| Request |
Images excluded, repeat each entry below exactly.

| Exercise material |
☆ ☆ ☆ ☆ ☆
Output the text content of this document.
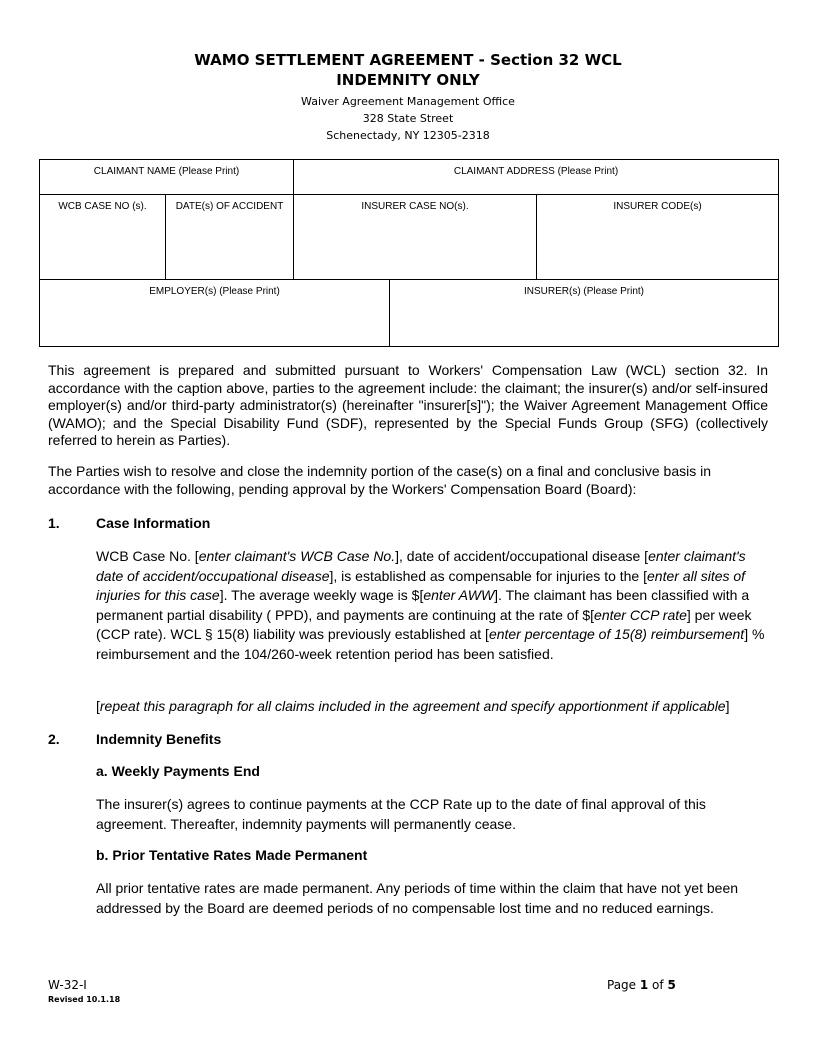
WAMO SETTLEMENT AGREEMENT - Section 32 WCL
INDEMNITY ONLY
Waiver Agreement Management Office
328 State Street
Schenectady, NY 12305-2318
CLAIMANT NAME (Please Print)	CLAIMANT ADDRESS (Please Print)
WCB CASE NO (s).	DATE(s) OF ACCIDENT	INSURER CASE NO(s).	INSURER CODE(s)
EMPLOYER(s) (Please Print)	INSURER(s) (Please Print)
This agreement is prepared and submitted pursuant to Workers' Compensation Law (WCL) section 32. In accordance with the caption above, parties to the agreement include: the claimant; the insurer(s) and/or self-insured employer(s) and/or third-party administrator(s) (hereinafter "insurer[s]"); the Waiver Agreement Management Office (WAMO); and the Special Disability Fund (SDF), represented by the Special Funds Group (SFG) (collectively referred to herein as Parties).
The Parties wish to resolve and close the indemnity portion of the case(s) on a final and conclusive basis in accordance with the following, pending approval by the Workers' Compensation Board (Board):
1.	Case Information
WCB Case No. [enter claimant's WCB Case No.], date of accident/occupational disease [enter claimant's date of accident/occupational disease], is established as compensable for injuries to the [enter all sites of injuries for this case]. The average weekly wage is $[enter AWW]. The claimant has been classified with a permanent partial disability ( PPD), and payments are continuing at the rate of $[enter CCP rate] per week (CCP rate). WCL § 15(8) liability was previously established at [enter percentage of 15(8) reimbursement] % reimbursement and the 104/260-week retention period has been satisfied.
[repeat this paragraph for all claims included in the agreement and specify apportionment if applicable]
2.	Indemnity Benefits
a. Weekly Payments End
The insurer(s) agrees to continue payments at the CCP Rate up to the date of final approval of this agreement. Thereafter, indemnity payments will permanently cease.
b. Prior Tentative Rates Made Permanent
All prior tentative rates are made permanent. Any periods of time within the claim that have not yet been addressed by the Board are deemed periods of no compensable lost time and no reduced earnings.
W-32-I
Revised 10.1.18
Page 1 of 5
☆ ☆ ☆ ☆ ☆
| Written answer |
Output the text content of this document.
WAMO SETTLEMENT AGREEMENT - Section 32 WCL
INDEMNITY ONLY
Waiver Agreement Management Office
328 State Street
Schenectady, NY 12305-2318
CLAIMANT NAME (Please Print)	CLAIMANT ADDRESS (Please Print)
WCB CASE NO (s).	DATE(s) OF ACCIDENT	INSURER CASE NO(s).	INSURER CODE(s)
EMPLOYER(s) (Please Print)	INSURER(s) (Please Print)
This agreement is prepared and submitted pursuant to Workers' Compensation Law (WCL) section 32. In accordance with the caption above, parties to the agreement include: the claimant; the insurer(s) and/or self-insured employer(s) and/or third-party administrator(s) (hereinafter "insurer[s]"); the Waiver Agreement Management Office (WAMO); and the Special Disability Fund (SDF), represented by the Special Funds Group (SFG) (collectively referred to herein as Parties).
The Parties wish to resolve and close the indemnity portion of the case(s) on a final and conclusive basis in accordance with the following, pending approval by the Workers' Compensation Board (Board):
1.	Case Information
WCB Case No. [enter claimant's WCB Case No.], date of accident/occupational disease [enter claimant's date of accident/occupational disease], is established as compensable for injuries to the [enter all sites of injuries for this case]. The average weekly wage is $[enter AWW]. The claimant has been classified with a permanent partial disability ( PPD), and payments are continuing at the rate of $[enter CCP rate] per week (CCP rate). WCL § 15(8) liability was previously established at [enter percentage of 15(8) reimbursement] % reimbursement and the 104/260-week retention period has been satisfied.
[repeat this paragraph for all claims included in the agreement and specify apportionment if applicable]
2.	Indemnity Benefits
a. Weekly Payments End
The insurer(s) agrees to continue payments at the CCP Rate up to the date of final approval of this agreement. Thereafter, indemnity payments will permanently cease.
b. Prior Tentative Rates Made Permanent
All prior tentative rates are made permanent. Any periods of time within the claim that have not yet been addressed by the Board are deemed periods of no compensable lost time and no reduced earnings.
W-32-I
Revised 10.1.18
Page 1 of 5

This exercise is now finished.